Job
Search the records for the word "obtain" and pick out every line that has it.

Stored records
— Start —

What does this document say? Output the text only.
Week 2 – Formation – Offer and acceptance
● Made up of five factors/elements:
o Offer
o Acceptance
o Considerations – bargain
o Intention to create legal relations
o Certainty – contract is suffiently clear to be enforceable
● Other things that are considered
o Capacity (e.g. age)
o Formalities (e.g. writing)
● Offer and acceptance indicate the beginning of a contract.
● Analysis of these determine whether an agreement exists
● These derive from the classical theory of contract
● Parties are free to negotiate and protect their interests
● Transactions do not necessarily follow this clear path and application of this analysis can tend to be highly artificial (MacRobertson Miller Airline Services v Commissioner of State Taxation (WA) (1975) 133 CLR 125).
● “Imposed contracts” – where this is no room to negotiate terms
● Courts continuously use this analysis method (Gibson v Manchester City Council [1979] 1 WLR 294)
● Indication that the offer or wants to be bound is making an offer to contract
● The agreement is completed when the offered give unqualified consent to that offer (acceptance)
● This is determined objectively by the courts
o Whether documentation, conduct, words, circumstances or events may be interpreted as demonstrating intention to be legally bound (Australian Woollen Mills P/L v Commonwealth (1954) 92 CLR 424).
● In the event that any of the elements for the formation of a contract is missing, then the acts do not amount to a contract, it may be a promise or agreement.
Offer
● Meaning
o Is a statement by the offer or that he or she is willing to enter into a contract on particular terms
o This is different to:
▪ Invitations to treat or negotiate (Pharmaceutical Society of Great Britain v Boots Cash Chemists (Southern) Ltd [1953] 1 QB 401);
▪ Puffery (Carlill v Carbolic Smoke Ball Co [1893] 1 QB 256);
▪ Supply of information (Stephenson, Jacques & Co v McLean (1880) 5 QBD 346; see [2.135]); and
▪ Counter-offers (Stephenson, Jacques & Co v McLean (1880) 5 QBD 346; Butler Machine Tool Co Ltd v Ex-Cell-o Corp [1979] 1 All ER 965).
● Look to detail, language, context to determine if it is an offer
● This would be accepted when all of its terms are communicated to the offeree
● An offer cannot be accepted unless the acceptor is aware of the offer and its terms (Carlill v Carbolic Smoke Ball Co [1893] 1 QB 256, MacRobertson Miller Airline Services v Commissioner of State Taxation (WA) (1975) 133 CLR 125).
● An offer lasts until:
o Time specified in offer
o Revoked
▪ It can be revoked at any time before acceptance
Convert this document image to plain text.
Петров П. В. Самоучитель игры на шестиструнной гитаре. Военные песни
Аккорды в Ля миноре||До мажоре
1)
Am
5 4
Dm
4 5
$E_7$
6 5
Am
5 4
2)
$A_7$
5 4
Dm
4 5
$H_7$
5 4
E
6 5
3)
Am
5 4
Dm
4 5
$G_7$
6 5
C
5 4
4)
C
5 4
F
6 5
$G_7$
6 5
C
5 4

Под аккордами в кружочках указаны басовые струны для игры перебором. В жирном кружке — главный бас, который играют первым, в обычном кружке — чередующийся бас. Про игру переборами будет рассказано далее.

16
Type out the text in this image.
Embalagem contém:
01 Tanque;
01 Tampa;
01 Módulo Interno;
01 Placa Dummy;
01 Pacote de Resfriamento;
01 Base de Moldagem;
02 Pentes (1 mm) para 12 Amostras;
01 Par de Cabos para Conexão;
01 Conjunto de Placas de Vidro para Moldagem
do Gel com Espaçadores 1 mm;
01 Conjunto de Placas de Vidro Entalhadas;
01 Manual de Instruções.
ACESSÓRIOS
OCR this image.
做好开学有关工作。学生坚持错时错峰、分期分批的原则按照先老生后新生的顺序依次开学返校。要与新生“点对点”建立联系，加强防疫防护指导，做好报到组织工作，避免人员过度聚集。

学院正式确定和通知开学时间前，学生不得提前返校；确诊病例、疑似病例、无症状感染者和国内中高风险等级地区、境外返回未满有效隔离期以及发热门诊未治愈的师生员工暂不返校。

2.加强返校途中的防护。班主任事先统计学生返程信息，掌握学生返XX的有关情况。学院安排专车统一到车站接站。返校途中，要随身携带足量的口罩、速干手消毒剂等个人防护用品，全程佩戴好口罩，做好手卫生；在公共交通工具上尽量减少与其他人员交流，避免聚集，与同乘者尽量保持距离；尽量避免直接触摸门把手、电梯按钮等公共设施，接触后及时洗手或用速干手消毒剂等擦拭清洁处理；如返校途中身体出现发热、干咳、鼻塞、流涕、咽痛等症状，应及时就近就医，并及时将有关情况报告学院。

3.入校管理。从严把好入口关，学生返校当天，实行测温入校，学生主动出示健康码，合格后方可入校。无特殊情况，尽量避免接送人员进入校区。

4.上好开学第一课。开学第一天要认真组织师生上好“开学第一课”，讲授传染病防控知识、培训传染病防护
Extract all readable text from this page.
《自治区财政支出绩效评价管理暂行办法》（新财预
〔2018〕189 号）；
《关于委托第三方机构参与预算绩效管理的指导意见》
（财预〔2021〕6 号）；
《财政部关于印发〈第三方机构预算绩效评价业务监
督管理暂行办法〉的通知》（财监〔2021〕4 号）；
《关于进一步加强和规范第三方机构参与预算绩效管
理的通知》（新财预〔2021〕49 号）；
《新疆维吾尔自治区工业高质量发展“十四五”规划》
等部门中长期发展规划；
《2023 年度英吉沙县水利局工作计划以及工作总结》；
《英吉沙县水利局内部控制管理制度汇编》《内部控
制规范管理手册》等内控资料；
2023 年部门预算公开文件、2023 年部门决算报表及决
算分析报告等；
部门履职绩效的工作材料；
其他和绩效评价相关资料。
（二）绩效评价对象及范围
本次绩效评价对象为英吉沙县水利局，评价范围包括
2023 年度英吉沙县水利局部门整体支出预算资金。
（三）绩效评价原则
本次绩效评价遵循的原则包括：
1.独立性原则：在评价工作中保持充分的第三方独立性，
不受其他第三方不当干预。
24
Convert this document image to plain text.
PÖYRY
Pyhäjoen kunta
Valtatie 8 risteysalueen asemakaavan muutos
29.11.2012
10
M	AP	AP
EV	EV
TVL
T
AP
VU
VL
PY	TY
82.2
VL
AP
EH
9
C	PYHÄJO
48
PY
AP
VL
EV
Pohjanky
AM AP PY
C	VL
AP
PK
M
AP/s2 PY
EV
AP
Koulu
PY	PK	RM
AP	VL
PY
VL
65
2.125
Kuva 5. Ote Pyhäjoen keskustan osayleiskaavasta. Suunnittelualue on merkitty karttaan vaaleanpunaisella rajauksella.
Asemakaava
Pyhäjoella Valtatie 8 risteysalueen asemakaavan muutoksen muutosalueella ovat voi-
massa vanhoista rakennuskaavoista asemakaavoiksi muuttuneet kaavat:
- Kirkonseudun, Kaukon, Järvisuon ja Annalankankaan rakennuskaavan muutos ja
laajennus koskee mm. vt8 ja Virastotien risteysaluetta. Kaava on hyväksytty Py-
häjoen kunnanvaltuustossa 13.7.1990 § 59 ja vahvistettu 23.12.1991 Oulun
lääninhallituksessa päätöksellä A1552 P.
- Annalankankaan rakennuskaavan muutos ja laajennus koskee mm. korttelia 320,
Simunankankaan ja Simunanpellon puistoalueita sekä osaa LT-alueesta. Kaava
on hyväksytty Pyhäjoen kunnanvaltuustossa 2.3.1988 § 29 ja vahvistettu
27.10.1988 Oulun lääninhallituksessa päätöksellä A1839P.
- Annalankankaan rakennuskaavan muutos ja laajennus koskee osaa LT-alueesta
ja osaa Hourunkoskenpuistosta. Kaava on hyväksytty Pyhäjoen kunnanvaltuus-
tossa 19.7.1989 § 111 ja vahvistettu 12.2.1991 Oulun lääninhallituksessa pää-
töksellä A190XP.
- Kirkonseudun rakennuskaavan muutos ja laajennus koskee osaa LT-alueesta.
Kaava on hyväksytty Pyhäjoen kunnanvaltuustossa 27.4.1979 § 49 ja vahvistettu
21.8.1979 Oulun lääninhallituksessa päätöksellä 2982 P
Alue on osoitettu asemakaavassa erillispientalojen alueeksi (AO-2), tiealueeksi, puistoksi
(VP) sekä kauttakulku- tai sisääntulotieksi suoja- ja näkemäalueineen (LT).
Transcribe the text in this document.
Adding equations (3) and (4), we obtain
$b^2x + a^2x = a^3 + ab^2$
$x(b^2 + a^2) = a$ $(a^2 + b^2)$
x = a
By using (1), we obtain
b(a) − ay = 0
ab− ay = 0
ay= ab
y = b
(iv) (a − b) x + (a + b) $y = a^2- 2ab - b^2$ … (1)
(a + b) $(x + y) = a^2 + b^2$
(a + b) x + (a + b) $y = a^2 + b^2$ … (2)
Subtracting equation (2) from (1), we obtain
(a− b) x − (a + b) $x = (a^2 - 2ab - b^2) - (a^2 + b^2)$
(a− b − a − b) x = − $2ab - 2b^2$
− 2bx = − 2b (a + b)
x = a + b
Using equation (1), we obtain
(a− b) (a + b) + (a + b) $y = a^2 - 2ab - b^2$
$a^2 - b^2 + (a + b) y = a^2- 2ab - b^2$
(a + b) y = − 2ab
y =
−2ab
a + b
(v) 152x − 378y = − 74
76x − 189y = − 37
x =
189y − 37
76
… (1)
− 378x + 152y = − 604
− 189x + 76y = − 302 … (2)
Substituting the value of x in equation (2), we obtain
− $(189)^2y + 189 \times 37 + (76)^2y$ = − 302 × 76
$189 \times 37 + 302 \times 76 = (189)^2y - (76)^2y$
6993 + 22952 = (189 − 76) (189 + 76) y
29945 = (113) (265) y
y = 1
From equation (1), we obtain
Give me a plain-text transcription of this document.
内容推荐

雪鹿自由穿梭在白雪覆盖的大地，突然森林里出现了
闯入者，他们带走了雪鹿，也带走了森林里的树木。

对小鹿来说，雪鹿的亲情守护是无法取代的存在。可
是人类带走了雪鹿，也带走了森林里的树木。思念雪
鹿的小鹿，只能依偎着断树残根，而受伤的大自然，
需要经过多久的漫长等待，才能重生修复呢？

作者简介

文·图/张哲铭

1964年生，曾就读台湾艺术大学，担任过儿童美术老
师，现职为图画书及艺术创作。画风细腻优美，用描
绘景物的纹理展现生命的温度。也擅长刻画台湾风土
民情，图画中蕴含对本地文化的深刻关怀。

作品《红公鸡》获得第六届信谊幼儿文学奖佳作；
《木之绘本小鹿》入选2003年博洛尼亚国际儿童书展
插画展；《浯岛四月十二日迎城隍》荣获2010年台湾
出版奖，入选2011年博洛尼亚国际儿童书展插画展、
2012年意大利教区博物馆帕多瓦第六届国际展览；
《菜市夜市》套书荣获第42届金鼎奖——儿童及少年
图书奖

— End —

Solution below
Adding equations (3) and (4), we obtain
By using (1), we obtain
Subtracting equation (2) from (1), we obtain
Using equation (1), we obtain
Substituting the value of x in equation (2), we obtain
From equation (1), we obtain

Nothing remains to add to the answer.